_EXERCISE REQUIREMENTS_
Write the listing below out again exactly, dropping the images.

_SOURCE DATA_
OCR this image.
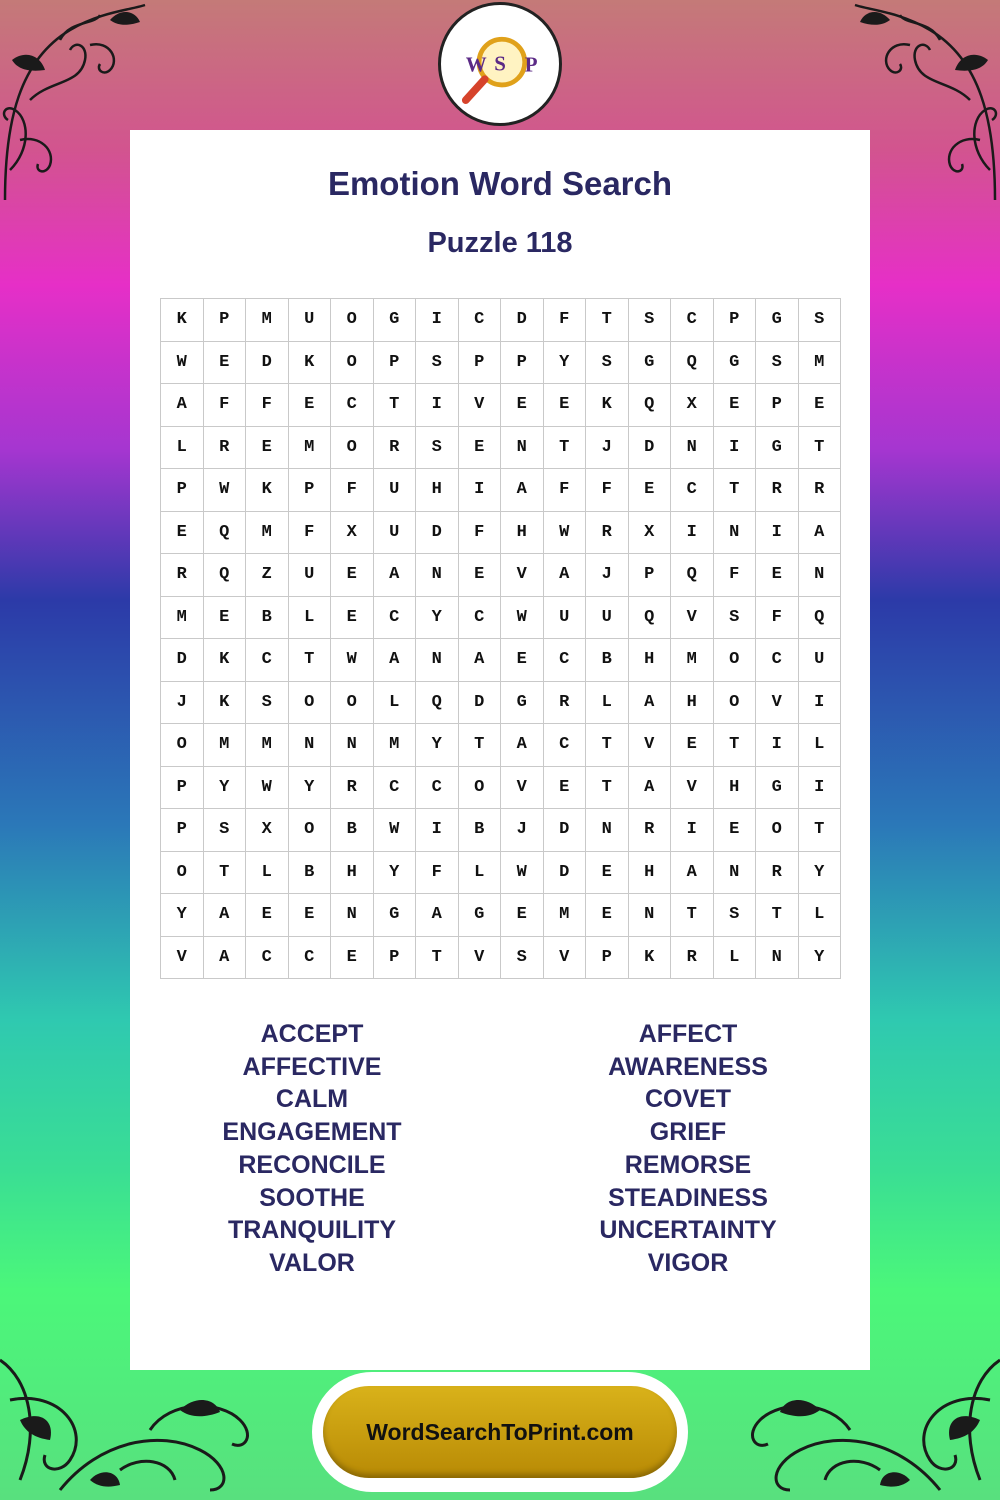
W S P
Emotion Word Search
Puzzle 118
K	P	M	U	O	G	I	C	D	F	T	S	C	P	G	S
W	E	D	K	O	P	S	P	P	Y	S	G	Q	G	S	M
A	F	F	E	C	T	I	V	E	E	K	Q	X	E	P	E
L	R	E	M	O	R	S	E	N	T	J	D	N	I	G	T
P	W	K	P	F	U	H	I	A	F	F	E	C	T	R	R
E	Q	M	F	X	U	D	F	H	W	R	X	I	N	I	A
R	Q	Z	U	E	A	N	E	V	A	J	P	Q	F	E	N
M	E	B	L	E	C	Y	C	W	U	U	Q	V	S	F	Q
D	K	C	T	W	A	N	A	E	C	B	H	M	O	C	U
J	K	S	O	O	L	Q	D	G	R	L	A	H	O	V	I
O	M	M	N	N	M	Y	T	A	C	T	V	E	T	I	L
P	Y	W	Y	R	C	C	O	V	E	T	A	V	H	G	I
P	S	X	O	B	W	I	B	J	D	N	R	I	E	O	T
O	T	L	B	H	Y	F	L	W	D	E	H	A	N	R	Y
Y	A	E	E	N	G	A	G	E	M	E	N	T	S	T	L
V	A	C	C	E	P	T	V	S	V	P	K	R	L	N	Y
ACCEPT
AFFECTIVE
CALM
ENGAGEMENT
RECONCILE
SOOTHE
TRANQUILITY
VALOR
AFFECT
AWARENESS
COVET
GRIEF
REMORSE
STEADINESS
UNCERTAINTY
VIGOR
WordSearchToPrint.com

_FINAL RESULT_
OCR this image.
W S P
Emotion Word Search
Puzzle 118
K	P	M	U	O	G	I	C	D	F	T	S	C	P	G	S
W	E	D	K	O	P	S	P	P	Y	S	G	Q	G	S	M
A	F	F	E	C	T	I	V	E	E	K	Q	X	E	P	E
L	R	E	M	O	R	S	E	N	T	J	D	N	I	G	T
P	W	K	P	F	U	H	I	A	F	F	E	C	T	R	R
E	Q	M	F	X	U	D	F	H	W	R	X	I	N	I	A
R	Q	Z	U	E	A	N	E	V	A	J	P	Q	F	E	N
M	E	B	L	E	C	Y	C	W	U	U	Q	V	S	F	Q
D	K	C	T	W	A	N	A	E	C	B	H	M	O	C	U
J	K	S	O	O	L	Q	D	G	R	L	A	H	O	V	I
O	M	M	N	N	M	Y	T	A	C	T	V	E	T	I	L
P	Y	W	Y	R	C	C	O	V	E	T	A	V	H	G	I
P	S	X	O	B	W	I	B	J	D	N	R	I	E	O	T
O	T	L	B	H	Y	F	L	W	D	E	H	A	N	R	Y
Y	A	E	E	N	G	A	G	E	M	E	N	T	S	T	L
V	A	C	C	E	P	T	V	S	V	P	K	R	L	N	Y
ACCEPT
AFFECTIVE
CALM
ENGAGEMENT
RECONCILE
SOOTHE
TRANQUILITY
VALOR
AFFECT
AWARENESS
COVET
GRIEF
REMORSE
STEADINESS
UNCERTAINTY
VIGOR
WordSearchToPrint.com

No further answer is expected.